Your task — Reproduce every line in the listing that contains the word "data".
* * * * * * *
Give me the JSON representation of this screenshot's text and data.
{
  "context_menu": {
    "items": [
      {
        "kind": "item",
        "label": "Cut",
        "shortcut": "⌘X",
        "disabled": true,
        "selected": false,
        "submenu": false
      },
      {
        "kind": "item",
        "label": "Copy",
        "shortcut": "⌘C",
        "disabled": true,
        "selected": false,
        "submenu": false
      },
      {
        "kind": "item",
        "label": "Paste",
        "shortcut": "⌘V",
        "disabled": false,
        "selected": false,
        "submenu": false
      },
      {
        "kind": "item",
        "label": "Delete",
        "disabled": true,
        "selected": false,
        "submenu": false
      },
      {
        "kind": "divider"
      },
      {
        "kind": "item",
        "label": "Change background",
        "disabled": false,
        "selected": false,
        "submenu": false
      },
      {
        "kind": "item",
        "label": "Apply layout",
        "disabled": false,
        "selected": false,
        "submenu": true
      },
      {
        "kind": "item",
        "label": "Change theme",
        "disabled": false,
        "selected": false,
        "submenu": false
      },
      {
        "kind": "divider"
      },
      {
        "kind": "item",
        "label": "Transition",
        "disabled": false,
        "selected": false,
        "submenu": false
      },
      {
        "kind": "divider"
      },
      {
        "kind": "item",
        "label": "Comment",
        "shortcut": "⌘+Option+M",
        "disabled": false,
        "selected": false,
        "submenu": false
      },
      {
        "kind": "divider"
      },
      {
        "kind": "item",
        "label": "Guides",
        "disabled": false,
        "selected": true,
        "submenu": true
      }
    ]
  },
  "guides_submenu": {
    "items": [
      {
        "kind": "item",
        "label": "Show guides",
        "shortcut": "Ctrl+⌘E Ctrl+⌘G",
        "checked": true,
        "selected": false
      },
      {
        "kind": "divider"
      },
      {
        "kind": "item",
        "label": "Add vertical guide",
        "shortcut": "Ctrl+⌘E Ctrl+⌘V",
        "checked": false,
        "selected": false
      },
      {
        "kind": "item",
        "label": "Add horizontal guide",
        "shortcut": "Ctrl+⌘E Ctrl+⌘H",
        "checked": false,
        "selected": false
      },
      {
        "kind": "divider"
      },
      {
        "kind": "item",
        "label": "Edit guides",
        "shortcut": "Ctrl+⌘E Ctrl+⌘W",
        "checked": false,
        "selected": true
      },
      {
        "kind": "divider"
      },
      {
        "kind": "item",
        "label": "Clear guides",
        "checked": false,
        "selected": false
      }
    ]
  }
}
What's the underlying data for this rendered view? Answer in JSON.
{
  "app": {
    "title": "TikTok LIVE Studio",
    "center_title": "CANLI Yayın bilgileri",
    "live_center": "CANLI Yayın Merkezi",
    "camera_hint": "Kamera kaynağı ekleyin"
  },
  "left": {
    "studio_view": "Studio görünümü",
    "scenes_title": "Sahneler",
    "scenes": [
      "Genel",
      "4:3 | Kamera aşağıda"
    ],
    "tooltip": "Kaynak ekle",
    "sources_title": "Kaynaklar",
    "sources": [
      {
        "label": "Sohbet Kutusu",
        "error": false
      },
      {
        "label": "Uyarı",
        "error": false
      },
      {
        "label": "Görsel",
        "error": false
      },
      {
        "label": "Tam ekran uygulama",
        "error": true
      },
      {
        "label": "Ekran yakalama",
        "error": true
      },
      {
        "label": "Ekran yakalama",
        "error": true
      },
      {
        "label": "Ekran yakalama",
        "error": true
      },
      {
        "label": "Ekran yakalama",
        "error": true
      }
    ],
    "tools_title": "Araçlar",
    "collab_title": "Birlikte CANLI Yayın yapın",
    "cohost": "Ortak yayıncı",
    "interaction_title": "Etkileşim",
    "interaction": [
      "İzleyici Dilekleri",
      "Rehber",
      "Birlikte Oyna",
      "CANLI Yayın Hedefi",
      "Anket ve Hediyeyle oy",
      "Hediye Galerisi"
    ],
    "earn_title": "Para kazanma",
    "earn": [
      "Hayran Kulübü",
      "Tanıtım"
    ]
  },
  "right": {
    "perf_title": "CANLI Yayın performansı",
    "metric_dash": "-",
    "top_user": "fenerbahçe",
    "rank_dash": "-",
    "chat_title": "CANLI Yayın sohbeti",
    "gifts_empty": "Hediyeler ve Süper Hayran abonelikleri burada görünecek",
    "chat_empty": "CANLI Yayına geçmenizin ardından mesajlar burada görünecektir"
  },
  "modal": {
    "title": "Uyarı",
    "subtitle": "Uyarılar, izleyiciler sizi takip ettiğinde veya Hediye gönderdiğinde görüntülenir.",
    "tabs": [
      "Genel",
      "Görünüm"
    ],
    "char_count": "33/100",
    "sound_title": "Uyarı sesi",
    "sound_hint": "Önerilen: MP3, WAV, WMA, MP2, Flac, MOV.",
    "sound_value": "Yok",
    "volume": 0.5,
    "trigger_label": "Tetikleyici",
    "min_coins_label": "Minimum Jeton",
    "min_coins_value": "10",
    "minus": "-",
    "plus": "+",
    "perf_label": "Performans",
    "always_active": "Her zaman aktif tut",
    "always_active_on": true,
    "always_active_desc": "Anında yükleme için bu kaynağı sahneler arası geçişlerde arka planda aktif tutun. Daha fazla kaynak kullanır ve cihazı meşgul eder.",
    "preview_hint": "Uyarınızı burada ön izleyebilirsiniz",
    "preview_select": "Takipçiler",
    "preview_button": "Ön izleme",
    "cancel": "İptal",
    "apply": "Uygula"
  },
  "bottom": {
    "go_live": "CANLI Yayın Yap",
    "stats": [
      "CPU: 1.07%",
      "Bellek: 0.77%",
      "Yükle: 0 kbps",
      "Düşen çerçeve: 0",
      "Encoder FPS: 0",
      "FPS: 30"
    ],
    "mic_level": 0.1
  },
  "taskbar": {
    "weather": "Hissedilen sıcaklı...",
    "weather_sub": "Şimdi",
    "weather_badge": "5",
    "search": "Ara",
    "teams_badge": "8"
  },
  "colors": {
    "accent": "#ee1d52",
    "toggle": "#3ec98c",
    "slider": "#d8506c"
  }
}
* * * * * * *
Exercise response —
Give me the JSON representation of this screenshot's text and data.
What's the underlying data for this rendered view? Answer in JSON.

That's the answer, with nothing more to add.